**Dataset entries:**
_ _ _ _ _ _ _

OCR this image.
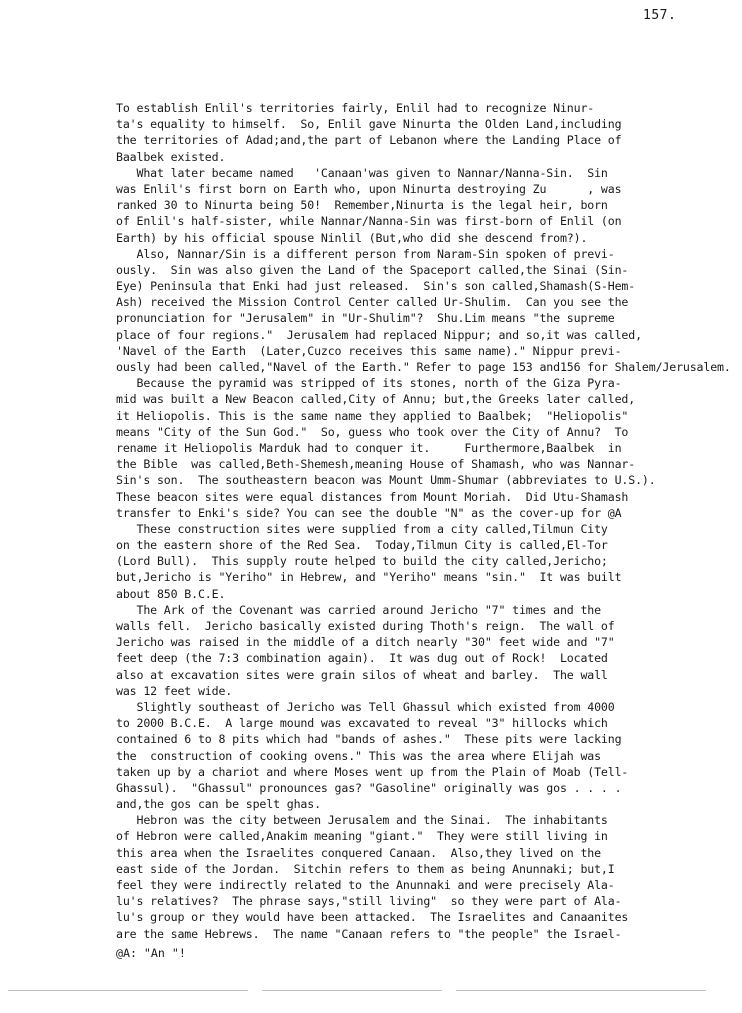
157.
To establish Enlil's territories fairly, Enlil had to recognize Ninur-
ta's equality to himself.  So, Enlil gave Ninurta the Olden Land,including
the territories of Adad;and,the part of Lebanon where the Landing Place of
Baalbek existed.
What later became named   'Canaan'was given to Nannar/Nanna-Sin.  Sin
was Enlil's first born on Earth who, upon Ninurta destroying Zu      , was
ranked 30 to Ninurta being 50!  Remember,Ninurta is the legal heir, born
of Enlil's half-sister, while Nannar/Nanna-Sin was first-born of Enlil (on
Earth) by his official spouse Ninlil (But,who did she descend from?).
Also, Nannar/Sin is a different person from Naram-Sin spoken of previ-
ously.  Sin was also given the Land of the Spaceport called,the Sinai (Sin-
Eye) Peninsula that Enki had just released.  Sin's son called,Shamash(S-Hem-
Ash) received the Mission Control Center called Ur-Shulim.  Can you see the
pronunciation for "Jerusalem" in "Ur-Shulim"?  Shu.Lim means "the supreme
place of four regions."  Jerusalem had replaced Nippur; and so,it was called,
'Navel of the Earth  (Later,Cuzco receives this same name)." Nippur previ-
ously had been called,"Navel of the Earth." Refer to page 153 and156 for Shalem/Jerusalem.
Because the pyramid was stripped of its stones, north of the Giza Pyra-
mid was built a New Beacon called,City of Annu; but,the Greeks later called,
it Heliopolis. This is the same name they applied to Baalbek;  "Heliopolis"
means "City of the Sun God."  So, guess who took over the City of Annu?  To
rename it Heliopolis Marduk had to conquer it.     Furthermore,Baalbek  in
the Bible  was called,Beth-Shemesh,meaning House of Shamash, who was Nannar-
Sin's son.  The southeastern beacon was Mount Umm-Shumar (abbreviates to U.S.).
These beacon sites were equal distances from Mount Moriah.  Did Utu-Shamash
transfer to Enki's side? You can see the double "N" as the cover-up for @A
These construction sites were supplied from a city called,Tilmun City
on the eastern shore of the Red Sea.  Today,Tilmun City is called,El-Tor
(Lord Bull).  This supply route helped to build the city called,Jericho;
but,Jericho is "Yeriho" in Hebrew, and "Yeriho" means "sin."  It was built
about 850 B.C.E.
The Ark of the Covenant was carried around Jericho "7" times and the
walls fell.  Jericho basically existed during Thoth's reign.  The wall of
Jericho was raised in the middle of a ditch nearly "30" feet wide and "7"
feet deep (the 7:3 combination again).  It was dug out of Rock!  Located
also at excavation sites were grain silos of wheat and barley.  The wall
was 12 feet wide.
Slightly southeast of Jericho was Tell Ghassul which existed from 4000
to 2000 B.C.E.  A large mound was excavated to reveal "3" hillocks which
contained 6 to 8 pits which had "bands of ashes."  These pits were lacking
the  construction of cooking ovens." This was the area where Elijah was
taken up by a chariot and where Moses went up from the Plain of Moab (Tell-
Ghassul).  "Ghassul" pronounces gas? "Gasoline" originally was gos . . . .
and,the gos can be spelt ghas.
Hebron was the city between Jerusalem and the Sinai.  The inhabitants
of Hebron were called,Anakim meaning "giant."  They were still living in
this area when the Israelites conquered Canaan.  Also,they lived on the
east side of the Jordan.  Sitchin refers to them as being Anunnaki; but,I
feel they were indirectly related to the Anunnaki and were precisely Ala-
lu's relatives?  The phrase says,"still living"  so they were part of Ala-
lu's group or they would have been attacked.  The Israelites and Canaanites
are the same Hebrews.  The name "Canaan refers to "the people" the Israel-
@A: "An "!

_ _ _ _ _ _ _

Gather each line that holds "refers".

**Exercise solution:**
east side of the Jordan.  Sitchin refers to them as being Anunnaki; but,I
are the same Hebrews.  The name "Canaan refers to "the people" the Israel-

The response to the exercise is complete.